▸ WHAT NEEDS TO BE DONE
Keep only the lines of the listing that include the word "указаний", and copy them.

▸ TASK INPUTS

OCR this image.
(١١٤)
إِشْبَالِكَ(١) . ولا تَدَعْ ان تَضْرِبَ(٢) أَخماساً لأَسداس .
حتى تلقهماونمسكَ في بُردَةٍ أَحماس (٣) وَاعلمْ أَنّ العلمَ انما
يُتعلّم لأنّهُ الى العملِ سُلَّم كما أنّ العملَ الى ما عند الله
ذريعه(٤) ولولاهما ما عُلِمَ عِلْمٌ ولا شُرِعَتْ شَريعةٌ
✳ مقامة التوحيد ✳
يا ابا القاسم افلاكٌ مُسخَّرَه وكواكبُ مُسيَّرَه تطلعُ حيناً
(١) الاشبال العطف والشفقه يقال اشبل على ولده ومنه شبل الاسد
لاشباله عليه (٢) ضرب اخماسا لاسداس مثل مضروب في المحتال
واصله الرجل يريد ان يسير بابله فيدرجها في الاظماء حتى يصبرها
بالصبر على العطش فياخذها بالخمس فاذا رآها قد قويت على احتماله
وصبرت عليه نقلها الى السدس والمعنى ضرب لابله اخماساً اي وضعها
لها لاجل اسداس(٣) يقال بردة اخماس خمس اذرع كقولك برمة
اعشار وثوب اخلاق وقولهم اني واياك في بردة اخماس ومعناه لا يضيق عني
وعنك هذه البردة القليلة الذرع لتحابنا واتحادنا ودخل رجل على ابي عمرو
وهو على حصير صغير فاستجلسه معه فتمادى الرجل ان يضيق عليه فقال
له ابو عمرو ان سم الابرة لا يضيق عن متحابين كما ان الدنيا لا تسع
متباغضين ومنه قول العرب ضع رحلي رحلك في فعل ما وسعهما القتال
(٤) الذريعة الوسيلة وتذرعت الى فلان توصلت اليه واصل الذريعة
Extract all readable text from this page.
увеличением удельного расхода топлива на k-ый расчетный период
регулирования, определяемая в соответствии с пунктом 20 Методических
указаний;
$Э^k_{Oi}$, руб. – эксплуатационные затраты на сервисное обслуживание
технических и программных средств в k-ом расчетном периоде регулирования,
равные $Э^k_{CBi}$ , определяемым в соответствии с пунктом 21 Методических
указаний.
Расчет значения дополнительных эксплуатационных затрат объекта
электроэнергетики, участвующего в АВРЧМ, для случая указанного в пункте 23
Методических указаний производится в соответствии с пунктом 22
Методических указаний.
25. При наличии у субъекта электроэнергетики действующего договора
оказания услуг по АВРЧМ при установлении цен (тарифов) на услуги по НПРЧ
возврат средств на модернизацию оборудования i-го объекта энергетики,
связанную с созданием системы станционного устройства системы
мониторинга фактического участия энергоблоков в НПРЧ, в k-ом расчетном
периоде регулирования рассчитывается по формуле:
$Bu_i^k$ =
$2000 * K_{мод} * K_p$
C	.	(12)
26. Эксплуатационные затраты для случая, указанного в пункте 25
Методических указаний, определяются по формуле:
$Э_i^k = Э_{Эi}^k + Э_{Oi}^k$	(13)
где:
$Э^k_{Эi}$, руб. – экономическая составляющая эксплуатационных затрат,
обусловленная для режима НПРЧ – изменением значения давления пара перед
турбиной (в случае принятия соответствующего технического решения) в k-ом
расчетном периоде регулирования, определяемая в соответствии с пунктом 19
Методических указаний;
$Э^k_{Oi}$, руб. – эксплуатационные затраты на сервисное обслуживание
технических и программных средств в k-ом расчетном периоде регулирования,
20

▸ RESPONSE TO THE TASK
указаний;
указаний.
Методических указаний производится в соответствии с пунктом 22
Методических указаний.
Методических указаний, определяются по формуле:
Методических указаний;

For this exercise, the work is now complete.